→ **What to do**
Read the listing below and copy out every line that holds "title".

→ **Provided entries**
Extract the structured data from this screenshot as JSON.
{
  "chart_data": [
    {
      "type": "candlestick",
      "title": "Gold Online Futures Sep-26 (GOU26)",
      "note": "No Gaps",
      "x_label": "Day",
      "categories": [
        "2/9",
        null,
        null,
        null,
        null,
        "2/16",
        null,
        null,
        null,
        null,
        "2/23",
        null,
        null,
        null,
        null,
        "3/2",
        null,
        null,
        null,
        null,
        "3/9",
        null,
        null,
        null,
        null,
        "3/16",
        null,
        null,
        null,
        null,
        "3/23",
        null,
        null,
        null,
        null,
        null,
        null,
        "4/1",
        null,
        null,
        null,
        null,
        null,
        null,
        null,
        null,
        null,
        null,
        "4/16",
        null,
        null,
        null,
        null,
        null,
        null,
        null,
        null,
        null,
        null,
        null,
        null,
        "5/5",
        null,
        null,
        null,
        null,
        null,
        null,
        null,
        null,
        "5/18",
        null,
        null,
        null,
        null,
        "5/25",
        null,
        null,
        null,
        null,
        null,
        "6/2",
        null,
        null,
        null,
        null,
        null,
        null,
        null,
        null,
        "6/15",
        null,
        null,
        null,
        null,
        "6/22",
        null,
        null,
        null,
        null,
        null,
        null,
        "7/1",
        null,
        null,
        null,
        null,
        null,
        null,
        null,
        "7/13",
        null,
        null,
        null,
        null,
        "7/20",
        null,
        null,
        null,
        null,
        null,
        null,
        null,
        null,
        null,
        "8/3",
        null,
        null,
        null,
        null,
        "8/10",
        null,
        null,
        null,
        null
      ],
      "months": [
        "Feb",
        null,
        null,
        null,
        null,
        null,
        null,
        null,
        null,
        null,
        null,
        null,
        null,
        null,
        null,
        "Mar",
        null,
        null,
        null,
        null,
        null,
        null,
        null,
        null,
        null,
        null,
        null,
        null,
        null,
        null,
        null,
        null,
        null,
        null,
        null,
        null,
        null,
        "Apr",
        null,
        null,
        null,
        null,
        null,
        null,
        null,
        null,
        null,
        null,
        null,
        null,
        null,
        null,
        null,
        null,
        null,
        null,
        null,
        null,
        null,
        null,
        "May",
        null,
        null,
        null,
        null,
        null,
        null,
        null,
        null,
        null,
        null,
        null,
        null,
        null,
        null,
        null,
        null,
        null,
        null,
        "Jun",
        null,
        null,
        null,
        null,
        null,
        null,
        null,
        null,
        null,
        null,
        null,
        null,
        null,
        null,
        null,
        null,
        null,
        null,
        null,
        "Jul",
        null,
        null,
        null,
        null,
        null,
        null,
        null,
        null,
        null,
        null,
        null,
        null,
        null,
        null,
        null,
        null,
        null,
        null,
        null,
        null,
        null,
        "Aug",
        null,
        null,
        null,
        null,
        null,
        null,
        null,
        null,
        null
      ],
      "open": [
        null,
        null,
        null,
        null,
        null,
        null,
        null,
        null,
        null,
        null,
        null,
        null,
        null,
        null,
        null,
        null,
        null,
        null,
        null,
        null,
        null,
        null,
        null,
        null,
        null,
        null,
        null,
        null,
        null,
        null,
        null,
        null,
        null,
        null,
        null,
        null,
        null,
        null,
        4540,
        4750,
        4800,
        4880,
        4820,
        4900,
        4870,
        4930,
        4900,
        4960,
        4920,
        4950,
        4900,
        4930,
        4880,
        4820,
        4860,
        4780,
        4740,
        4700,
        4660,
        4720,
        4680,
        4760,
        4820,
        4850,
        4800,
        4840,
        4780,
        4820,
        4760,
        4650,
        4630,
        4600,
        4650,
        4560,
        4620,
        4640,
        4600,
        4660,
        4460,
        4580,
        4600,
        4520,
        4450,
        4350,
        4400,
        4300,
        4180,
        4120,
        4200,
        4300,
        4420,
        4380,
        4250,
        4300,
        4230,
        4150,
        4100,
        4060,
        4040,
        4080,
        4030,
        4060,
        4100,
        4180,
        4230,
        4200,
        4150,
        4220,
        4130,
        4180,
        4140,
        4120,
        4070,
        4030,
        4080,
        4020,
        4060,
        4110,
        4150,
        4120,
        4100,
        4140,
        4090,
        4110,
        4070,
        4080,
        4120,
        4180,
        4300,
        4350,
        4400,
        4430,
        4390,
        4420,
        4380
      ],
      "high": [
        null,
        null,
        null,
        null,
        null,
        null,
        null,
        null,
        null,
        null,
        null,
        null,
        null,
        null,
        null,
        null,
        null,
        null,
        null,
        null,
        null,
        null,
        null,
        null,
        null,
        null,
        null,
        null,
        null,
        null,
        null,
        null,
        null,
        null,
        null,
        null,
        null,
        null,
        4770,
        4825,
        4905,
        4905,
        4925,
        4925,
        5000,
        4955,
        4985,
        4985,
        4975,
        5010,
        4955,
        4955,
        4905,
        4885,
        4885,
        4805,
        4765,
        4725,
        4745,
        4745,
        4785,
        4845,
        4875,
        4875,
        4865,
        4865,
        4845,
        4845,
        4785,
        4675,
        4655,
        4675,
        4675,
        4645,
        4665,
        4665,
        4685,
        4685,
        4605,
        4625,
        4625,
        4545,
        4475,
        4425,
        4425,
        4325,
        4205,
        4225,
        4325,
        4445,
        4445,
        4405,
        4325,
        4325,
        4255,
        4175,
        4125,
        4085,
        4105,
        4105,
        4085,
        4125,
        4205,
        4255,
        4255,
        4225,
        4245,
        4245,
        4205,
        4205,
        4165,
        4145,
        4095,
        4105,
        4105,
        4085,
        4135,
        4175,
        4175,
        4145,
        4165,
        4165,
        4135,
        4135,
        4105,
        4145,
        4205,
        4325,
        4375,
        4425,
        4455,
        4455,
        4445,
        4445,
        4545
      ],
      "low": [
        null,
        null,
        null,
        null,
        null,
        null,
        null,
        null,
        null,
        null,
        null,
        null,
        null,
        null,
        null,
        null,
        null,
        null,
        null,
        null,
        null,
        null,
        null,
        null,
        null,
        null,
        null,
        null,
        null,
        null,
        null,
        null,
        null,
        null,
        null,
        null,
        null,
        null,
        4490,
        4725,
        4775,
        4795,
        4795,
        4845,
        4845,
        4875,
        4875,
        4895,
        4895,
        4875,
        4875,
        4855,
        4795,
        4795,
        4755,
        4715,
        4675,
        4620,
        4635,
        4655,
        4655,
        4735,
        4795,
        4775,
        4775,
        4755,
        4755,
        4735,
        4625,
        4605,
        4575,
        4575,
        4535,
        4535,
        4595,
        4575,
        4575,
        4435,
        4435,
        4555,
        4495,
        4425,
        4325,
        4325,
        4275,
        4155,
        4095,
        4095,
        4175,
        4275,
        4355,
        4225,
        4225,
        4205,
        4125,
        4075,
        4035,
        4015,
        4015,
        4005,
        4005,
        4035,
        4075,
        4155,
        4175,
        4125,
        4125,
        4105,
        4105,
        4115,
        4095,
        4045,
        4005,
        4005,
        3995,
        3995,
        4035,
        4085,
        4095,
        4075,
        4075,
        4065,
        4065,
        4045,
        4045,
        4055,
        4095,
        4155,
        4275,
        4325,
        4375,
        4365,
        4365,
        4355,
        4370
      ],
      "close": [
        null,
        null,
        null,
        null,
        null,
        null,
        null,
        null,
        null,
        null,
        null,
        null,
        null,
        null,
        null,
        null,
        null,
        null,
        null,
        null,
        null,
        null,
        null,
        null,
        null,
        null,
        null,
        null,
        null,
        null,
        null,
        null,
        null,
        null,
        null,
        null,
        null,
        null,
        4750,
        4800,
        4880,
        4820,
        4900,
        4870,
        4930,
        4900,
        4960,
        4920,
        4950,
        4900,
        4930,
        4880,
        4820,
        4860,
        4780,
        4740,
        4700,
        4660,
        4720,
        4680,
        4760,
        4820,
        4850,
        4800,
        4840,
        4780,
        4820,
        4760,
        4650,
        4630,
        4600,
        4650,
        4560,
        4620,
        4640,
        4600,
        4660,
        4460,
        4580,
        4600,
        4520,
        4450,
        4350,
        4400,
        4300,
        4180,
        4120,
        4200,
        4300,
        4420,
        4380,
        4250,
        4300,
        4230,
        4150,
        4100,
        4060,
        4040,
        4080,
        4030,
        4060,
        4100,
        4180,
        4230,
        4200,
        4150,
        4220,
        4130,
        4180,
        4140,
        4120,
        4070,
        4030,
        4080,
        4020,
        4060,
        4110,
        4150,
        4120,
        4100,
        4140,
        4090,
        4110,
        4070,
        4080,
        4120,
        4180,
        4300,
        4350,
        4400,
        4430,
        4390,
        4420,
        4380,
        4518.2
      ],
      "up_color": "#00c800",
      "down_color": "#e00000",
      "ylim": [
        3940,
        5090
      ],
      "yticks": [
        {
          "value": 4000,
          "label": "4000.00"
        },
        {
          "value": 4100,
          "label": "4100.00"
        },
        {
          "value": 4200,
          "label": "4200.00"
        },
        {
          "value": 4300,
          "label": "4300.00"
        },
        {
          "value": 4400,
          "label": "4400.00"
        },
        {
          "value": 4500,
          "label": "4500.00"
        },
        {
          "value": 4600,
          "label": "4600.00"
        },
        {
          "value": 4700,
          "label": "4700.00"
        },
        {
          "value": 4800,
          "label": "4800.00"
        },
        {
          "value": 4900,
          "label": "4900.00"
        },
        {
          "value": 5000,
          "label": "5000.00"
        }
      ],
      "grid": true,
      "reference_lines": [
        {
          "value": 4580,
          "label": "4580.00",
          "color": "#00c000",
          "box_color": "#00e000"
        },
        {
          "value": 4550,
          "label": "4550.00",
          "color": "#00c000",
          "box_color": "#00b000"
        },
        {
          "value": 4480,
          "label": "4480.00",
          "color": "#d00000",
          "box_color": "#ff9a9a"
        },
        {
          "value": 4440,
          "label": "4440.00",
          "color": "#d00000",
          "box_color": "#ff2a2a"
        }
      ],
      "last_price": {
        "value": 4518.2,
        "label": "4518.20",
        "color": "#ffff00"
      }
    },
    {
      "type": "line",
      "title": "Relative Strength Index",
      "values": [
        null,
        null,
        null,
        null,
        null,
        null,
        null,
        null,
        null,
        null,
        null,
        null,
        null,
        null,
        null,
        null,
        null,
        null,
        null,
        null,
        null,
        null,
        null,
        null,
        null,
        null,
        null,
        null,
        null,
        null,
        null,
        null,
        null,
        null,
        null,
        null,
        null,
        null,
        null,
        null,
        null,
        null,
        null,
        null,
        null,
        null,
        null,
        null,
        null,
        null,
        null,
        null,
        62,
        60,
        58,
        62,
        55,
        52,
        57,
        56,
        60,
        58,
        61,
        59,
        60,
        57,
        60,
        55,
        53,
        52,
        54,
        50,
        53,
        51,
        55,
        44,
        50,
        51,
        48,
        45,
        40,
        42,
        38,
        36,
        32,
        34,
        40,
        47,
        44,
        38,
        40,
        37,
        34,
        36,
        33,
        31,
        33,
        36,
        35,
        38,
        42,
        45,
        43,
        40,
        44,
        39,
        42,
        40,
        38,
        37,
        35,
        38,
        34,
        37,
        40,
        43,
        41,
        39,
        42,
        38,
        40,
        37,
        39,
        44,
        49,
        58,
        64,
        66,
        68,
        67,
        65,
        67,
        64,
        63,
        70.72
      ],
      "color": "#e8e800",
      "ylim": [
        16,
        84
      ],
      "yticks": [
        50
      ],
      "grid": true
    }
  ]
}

→ **Exercise answer**
      "title": "Gold Online Futures Sep-26 (GOU26)",
      "title": "Relative Strength Index",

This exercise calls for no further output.